Items listed in a dataset
━━━

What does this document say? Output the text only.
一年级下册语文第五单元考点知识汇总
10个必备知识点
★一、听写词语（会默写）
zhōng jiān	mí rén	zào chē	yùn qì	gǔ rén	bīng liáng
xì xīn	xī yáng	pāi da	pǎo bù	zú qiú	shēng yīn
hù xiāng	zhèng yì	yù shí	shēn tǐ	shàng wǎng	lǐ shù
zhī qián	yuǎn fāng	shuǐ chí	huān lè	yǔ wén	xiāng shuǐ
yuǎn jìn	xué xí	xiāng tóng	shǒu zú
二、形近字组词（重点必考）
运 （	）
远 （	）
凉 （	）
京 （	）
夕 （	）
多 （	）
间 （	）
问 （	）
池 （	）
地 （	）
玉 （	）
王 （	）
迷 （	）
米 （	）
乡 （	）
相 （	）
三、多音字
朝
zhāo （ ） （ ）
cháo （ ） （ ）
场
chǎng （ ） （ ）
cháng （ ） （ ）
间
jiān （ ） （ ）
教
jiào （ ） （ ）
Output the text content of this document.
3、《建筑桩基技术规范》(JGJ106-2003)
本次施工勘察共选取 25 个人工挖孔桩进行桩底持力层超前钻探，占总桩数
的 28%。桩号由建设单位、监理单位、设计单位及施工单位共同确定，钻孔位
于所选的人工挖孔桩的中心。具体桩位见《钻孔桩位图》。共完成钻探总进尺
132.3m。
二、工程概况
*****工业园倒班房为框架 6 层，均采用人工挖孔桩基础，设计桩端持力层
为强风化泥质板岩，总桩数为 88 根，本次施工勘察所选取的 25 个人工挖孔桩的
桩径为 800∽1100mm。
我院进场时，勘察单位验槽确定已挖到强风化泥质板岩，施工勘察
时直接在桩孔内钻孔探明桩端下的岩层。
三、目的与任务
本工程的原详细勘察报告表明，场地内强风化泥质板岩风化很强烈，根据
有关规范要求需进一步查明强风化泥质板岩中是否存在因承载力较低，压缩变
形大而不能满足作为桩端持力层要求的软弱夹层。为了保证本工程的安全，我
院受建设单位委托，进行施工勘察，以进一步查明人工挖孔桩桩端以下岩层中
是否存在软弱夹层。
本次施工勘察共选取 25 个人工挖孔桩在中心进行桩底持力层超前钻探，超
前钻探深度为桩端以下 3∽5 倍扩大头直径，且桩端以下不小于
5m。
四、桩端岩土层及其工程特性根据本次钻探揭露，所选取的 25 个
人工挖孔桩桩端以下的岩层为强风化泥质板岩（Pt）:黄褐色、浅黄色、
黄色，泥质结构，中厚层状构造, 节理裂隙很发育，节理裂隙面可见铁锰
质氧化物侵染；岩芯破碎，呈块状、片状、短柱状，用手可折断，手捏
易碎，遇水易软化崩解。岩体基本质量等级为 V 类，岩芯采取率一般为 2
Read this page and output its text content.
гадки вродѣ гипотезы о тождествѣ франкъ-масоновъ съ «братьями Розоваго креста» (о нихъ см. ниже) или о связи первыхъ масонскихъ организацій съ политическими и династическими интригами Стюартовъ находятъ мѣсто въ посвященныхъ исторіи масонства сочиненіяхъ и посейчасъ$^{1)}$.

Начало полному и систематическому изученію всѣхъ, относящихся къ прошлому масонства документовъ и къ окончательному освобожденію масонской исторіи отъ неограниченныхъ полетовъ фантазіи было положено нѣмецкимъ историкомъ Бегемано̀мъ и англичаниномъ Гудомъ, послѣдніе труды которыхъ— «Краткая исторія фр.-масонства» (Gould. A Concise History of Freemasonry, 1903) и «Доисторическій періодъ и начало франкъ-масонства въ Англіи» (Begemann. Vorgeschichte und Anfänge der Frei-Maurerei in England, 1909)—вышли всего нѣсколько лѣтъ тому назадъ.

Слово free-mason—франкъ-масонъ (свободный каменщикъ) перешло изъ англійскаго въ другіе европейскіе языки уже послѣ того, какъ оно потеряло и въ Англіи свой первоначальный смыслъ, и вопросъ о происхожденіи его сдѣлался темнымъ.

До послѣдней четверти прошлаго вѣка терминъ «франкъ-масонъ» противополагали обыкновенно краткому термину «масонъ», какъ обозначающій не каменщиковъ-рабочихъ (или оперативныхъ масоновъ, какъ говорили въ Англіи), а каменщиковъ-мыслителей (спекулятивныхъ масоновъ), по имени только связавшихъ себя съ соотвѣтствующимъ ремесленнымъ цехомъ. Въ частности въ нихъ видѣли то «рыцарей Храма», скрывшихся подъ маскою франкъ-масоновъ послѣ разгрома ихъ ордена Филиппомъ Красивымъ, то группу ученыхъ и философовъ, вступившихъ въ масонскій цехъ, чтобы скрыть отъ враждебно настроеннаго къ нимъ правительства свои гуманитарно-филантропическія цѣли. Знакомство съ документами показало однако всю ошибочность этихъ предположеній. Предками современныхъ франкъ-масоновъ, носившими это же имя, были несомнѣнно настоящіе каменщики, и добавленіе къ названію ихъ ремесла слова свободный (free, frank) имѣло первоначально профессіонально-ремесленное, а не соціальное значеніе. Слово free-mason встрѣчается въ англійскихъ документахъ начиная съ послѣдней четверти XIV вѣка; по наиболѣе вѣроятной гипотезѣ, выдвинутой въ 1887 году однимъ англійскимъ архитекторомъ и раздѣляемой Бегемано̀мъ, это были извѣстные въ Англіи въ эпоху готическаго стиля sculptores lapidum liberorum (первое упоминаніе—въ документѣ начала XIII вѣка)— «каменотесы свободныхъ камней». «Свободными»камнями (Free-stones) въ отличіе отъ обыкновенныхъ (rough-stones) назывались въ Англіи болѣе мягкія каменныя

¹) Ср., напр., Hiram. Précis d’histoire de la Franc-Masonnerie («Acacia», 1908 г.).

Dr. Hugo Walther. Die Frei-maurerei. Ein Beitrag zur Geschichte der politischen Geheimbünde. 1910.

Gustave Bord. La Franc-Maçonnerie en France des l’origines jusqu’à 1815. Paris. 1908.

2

━━━

● **Task brief**:
Repeat every entry exactly, please.

● **Output**:
What does this document say? Output the text only.
一年级下册语文第五单元考点知识汇总
10个必备知识点
★一、听写词语（会默写）
zhōng jiān	mí rén	zào chē	yùn qì	gǔ rén	bīng liáng
xì xīn	xī yáng	pāi da	pǎo bù	zú qiú	shēng yīn
hù xiāng	zhèng yì	yù shí	shēn tǐ	shàng wǎng	lǐ shù
zhī qián	yuǎn fāng	shuǐ chí	huān lè	yǔ wén	xiāng shuǐ
yuǎn jìn	xué xí	xiāng tóng	shǒu zú
二、形近字组词（重点必考）
运 （	）
远 （	）
凉 （	）
京 （	）
夕 （	）
多 （	）
间 （	）
问 （	）
池 （	）
地 （	）
玉 （	）
王 （	）
迷 （	）
米 （	）
乡 （	）
相 （	）
三、多音字
朝
zhāo （ ） （ ）
cháo （ ） （ ）
场
chǎng （ ） （ ）
cháng （ ） （ ）
间
jiān （ ） （ ）
教
jiào （ ） （ ）
Output the text content of this document.
3、《建筑桩基技术规范》(JGJ106-2003)
本次施工勘察共选取 25 个人工挖孔桩进行桩底持力层超前钻探，占总桩数
的 28%。桩号由建设单位、监理单位、设计单位及施工单位共同确定，钻孔位
于所选的人工挖孔桩的中心。具体桩位见《钻孔桩位图》。共完成钻探总进尺
132.3m。
二、工程概况
*****工业园倒班房为框架 6 层，均采用人工挖孔桩基础，设计桩端持力层
为强风化泥质板岩，总桩数为 88 根，本次施工勘察所选取的 25 个人工挖孔桩的
桩径为 800∽1100mm。
我院进场时，勘察单位验槽确定已挖到强风化泥质板岩，施工勘察
时直接在桩孔内钻孔探明桩端下的岩层。
三、目的与任务
本工程的原详细勘察报告表明，场地内强风化泥质板岩风化很强烈，根据
有关规范要求需进一步查明强风化泥质板岩中是否存在因承载力较低，压缩变
形大而不能满足作为桩端持力层要求的软弱夹层。为了保证本工程的安全，我
院受建设单位委托，进行施工勘察，以进一步查明人工挖孔桩桩端以下岩层中
是否存在软弱夹层。
本次施工勘察共选取 25 个人工挖孔桩在中心进行桩底持力层超前钻探，超
前钻探深度为桩端以下 3∽5 倍扩大头直径，且桩端以下不小于
5m。
四、桩端岩土层及其工程特性根据本次钻探揭露，所选取的 25 个
人工挖孔桩桩端以下的岩层为强风化泥质板岩（Pt）:黄褐色、浅黄色、
黄色，泥质结构，中厚层状构造, 节理裂隙很发育，节理裂隙面可见铁锰
质氧化物侵染；岩芯破碎，呈块状、片状、短柱状，用手可折断，手捏
易碎，遇水易软化崩解。岩体基本质量等级为 V 类，岩芯采取率一般为 2
Read this page and output its text content.
гадки вродѣ гипотезы о тождествѣ франкъ-масоновъ съ «братьями Розоваго креста» (о нихъ см. ниже) или о связи первыхъ масонскихъ организацій съ политическими и династическими интригами Стюартовъ находятъ мѣсто въ посвященныхъ исторіи масонства сочиненіяхъ и посейчасъ$^{1)}$.

Начало полному и систематическому изученію всѣхъ, относящихся къ прошлому масонства документовъ и къ окончательному освобожденію масонской исторіи отъ неограниченныхъ полетовъ фантазіи было положено нѣмецкимъ историкомъ Бегемано̀мъ и англичаниномъ Гудомъ, послѣдніе труды которыхъ— «Краткая исторія фр.-масонства» (Gould. A Concise History of Freemasonry, 1903) и «Доисторическій періодъ и начало франкъ-масонства въ Англіи» (Begemann. Vorgeschichte und Anfänge der Frei-Maurerei in England, 1909)—вышли всего нѣсколько лѣтъ тому назадъ.

Слово free-mason—франкъ-масонъ (свободный каменщикъ) перешло изъ англійскаго въ другіе европейскіе языки уже послѣ того, какъ оно потеряло и въ Англіи свой первоначальный смыслъ, и вопросъ о происхожденіи его сдѣлался темнымъ.

До послѣдней четверти прошлаго вѣка терминъ «франкъ-масонъ» противополагали обыкновенно краткому термину «масонъ», какъ обозначающій не каменщиковъ-рабочихъ (или оперативныхъ масоновъ, какъ говорили въ Англіи), а каменщиковъ-мыслителей (спекулятивныхъ масоновъ), по имени только связавшихъ себя съ соотвѣтствующимъ ремесленнымъ цехомъ. Въ частности въ нихъ видѣли то «рыцарей Храма», скрывшихся подъ маскою франкъ-масоновъ послѣ разгрома ихъ ордена Филиппомъ Красивымъ, то группу ученыхъ и философовъ, вступившихъ въ масонскій цехъ, чтобы скрыть отъ враждебно настроеннаго къ нимъ правительства свои гуманитарно-филантропическія цѣли. Знакомство съ документами показало однако всю ошибочность этихъ предположеній. Предками современныхъ франкъ-масоновъ, носившими это же имя, были несомнѣнно настоящіе каменщики, и добавленіе къ названію ихъ ремесла слова свободный (free, frank) имѣло первоначально профессіонально-ремесленное, а не соціальное значеніе. Слово free-mason встрѣчается въ англійскихъ документахъ начиная съ послѣдней четверти XIV вѣка; по наиболѣе вѣроятной гипотезѣ, выдвинутой въ 1887 году однимъ англійскимъ архитекторомъ и раздѣляемой Бегемано̀мъ, это были извѣстные въ Англіи въ эпоху готическаго стиля sculptores lapidum liberorum (первое упоминаніе—въ документѣ начала XIII вѣка)— «каменотесы свободныхъ камней». «Свободными»камнями (Free-stones) въ отличіе отъ обыкновенныхъ (rough-stones) назывались въ Англіи болѣе мягкія каменныя

¹) Ср., напр., Hiram. Précis d’histoire de la Franc-Masonnerie («Acacia», 1908 г.).

Dr. Hugo Walther. Die Frei-maurerei. Ein Beitrag zur Geschichte der politischen Geheimbünde. 1910.

Gustave Bord. La Franc-Maçonnerie en France des l’origines jusqu’à 1815. Paris. 1908.

2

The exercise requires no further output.